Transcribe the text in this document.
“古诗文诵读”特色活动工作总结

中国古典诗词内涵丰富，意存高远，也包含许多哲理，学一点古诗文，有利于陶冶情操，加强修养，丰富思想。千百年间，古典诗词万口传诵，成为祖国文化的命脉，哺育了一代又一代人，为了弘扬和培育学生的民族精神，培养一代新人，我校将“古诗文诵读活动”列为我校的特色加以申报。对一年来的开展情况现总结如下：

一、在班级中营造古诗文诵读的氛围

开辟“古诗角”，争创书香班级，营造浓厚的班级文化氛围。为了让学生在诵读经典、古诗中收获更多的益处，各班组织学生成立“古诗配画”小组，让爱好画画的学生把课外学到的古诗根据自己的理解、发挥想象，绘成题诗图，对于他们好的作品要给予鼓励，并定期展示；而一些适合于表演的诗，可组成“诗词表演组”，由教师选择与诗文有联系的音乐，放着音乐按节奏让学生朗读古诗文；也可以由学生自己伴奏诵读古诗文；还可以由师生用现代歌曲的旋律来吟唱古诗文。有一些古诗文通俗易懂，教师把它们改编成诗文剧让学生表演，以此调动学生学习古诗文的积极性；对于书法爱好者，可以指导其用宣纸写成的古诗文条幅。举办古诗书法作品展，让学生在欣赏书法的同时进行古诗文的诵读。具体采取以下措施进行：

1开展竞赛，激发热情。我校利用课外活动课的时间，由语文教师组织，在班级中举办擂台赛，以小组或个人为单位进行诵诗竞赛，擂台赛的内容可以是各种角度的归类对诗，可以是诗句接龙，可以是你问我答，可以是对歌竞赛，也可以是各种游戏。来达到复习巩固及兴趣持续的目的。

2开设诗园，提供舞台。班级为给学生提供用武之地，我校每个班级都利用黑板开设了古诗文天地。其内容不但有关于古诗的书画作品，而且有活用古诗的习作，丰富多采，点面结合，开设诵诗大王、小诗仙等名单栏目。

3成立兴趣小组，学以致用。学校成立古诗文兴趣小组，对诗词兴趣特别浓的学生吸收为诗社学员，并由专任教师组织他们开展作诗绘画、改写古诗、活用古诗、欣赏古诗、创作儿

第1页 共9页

★ ★ ★ ★ ★

**AIM**
Every line of the data above should be reproduced word for word.

**CORRECT OUTPUT**
Transcribe the text in this document.
“古诗文诵读”特色活动工作总结

中国古典诗词内涵丰富，意存高远，也包含许多哲理，学一点古诗文，有利于陶冶情操，加强修养，丰富思想。千百年间，古典诗词万口传诵，成为祖国文化的命脉，哺育了一代又一代人，为了弘扬和培育学生的民族精神，培养一代新人，我校将“古诗文诵读活动”列为我校的特色加以申报。对一年来的开展情况现总结如下：

一、在班级中营造古诗文诵读的氛围

开辟“古诗角”，争创书香班级，营造浓厚的班级文化氛围。为了让学生在诵读经典、古诗中收获更多的益处，各班组织学生成立“古诗配画”小组，让爱好画画的学生把课外学到的古诗根据自己的理解、发挥想象，绘成题诗图，对于他们好的作品要给予鼓励，并定期展示；而一些适合于表演的诗，可组成“诗词表演组”，由教师选择与诗文有联系的音乐，放着音乐按节奏让学生朗读古诗文；也可以由学生自己伴奏诵读古诗文；还可以由师生用现代歌曲的旋律来吟唱古诗文。有一些古诗文通俗易懂，教师把它们改编成诗文剧让学生表演，以此调动学生学习古诗文的积极性；对于书法爱好者，可以指导其用宣纸写成的古诗文条幅。举办古诗书法作品展，让学生在欣赏书法的同时进行古诗文的诵读。具体采取以下措施进行：

1开展竞赛，激发热情。我校利用课外活动课的时间，由语文教师组织，在班级中举办擂台赛，以小组或个人为单位进行诵诗竞赛，擂台赛的内容可以是各种角度的归类对诗，可以是诗句接龙，可以是你问我答，可以是对歌竞赛，也可以是各种游戏。来达到复习巩固及兴趣持续的目的。

2开设诗园，提供舞台。班级为给学生提供用武之地，我校每个班级都利用黑板开设了古诗文天地。其内容不但有关于古诗的书画作品，而且有活用古诗的习作，丰富多采，点面结合，开设诵诗大王、小诗仙等名单栏目。

3成立兴趣小组，学以致用。学校成立古诗文兴趣小组，对诗词兴趣特别浓的学生吸收为诗社学员，并由专任教师组织他们开展作诗绘画、改写古诗、活用古诗、欣赏古诗、创作儿

第1页 共9页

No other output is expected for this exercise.